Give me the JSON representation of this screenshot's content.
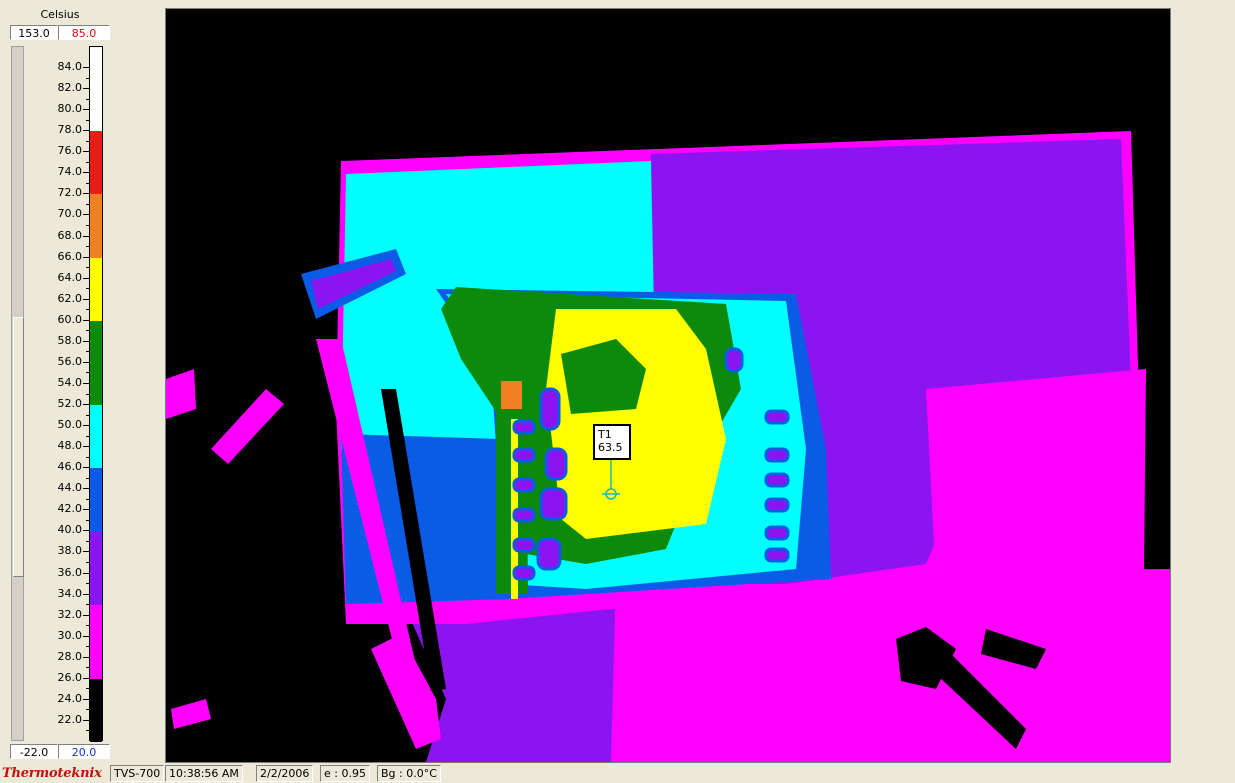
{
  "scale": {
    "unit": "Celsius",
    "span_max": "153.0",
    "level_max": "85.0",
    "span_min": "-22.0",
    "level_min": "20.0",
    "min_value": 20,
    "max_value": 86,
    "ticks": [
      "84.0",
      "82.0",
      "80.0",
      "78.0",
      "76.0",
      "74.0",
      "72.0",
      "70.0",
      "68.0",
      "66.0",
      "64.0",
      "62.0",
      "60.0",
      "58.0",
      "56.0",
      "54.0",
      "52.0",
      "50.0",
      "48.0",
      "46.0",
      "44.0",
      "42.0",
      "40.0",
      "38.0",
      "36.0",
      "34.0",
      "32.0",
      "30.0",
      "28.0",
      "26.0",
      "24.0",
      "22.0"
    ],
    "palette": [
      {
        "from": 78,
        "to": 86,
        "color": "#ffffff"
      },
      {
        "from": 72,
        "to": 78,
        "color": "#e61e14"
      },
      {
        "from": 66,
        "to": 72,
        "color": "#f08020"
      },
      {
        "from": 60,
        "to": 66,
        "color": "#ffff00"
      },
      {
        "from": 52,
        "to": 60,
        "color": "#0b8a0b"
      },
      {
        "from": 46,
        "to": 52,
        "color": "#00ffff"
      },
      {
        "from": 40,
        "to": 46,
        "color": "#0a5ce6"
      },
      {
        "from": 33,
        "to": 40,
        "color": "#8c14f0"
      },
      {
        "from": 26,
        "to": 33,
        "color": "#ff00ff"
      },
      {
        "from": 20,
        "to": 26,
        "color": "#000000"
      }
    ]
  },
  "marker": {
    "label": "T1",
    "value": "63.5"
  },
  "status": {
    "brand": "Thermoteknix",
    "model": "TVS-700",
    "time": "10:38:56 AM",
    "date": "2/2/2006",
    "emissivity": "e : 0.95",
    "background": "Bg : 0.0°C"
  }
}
# # # #
**SHORT TASK:** Reproduce each entry verbatim, excluding any embedded images.

**WRITTEN SOLUTION:**
Give me the JSON representation of this screenshot's content.
{
  "scale": {
    "unit": "Celsius",
    "span_max": "153.0",
    "level_max": "85.0",
    "span_min": "-22.0",
    "level_min": "20.0",
    "min_value": 20,
    "max_value": 86,
    "ticks": [
      "84.0",
      "82.0",
      "80.0",
      "78.0",
      "76.0",
      "74.0",
      "72.0",
      "70.0",
      "68.0",
      "66.0",
      "64.0",
      "62.0",
      "60.0",
      "58.0",
      "56.0",
      "54.0",
      "52.0",
      "50.0",
      "48.0",
      "46.0",
      "44.0",
      "42.0",
      "40.0",
      "38.0",
      "36.0",
      "34.0",
      "32.0",
      "30.0",
      "28.0",
      "26.0",
      "24.0",
      "22.0"
    ],
    "palette": [
      {
        "from": 78,
        "to": 86,
        "color": "#ffffff"
      },
      {
        "from": 72,
        "to": 78,
        "color": "#e61e14"
      },
      {
        "from": 66,
        "to": 72,
        "color": "#f08020"
      },
      {
        "from": 60,
        "to": 66,
        "color": "#ffff00"
      },
      {
        "from": 52,
        "to": 60,
        "color": "#0b8a0b"
      },
      {
        "from": 46,
        "to": 52,
        "color": "#00ffff"
      },
      {
        "from": 40,
        "to": 46,
        "color": "#0a5ce6"
      },
      {
        "from": 33,
        "to": 40,
        "color": "#8c14f0"
      },
      {
        "from": 26,
        "to": 33,
        "color": "#ff00ff"
      },
      {
        "from": 20,
        "to": 26,
        "color": "#000000"
      }
    ]
  },
  "marker": {
    "label": "T1",
    "value": "63.5"
  },
  "status": {
    "brand": "Thermoteknix",
    "model": "TVS-700",
    "time": "10:38:56 AM",
    "date": "2/2/2006",
    "emissivity": "e : 0.95",
    "background": "Bg : 0.0°C"
  }
}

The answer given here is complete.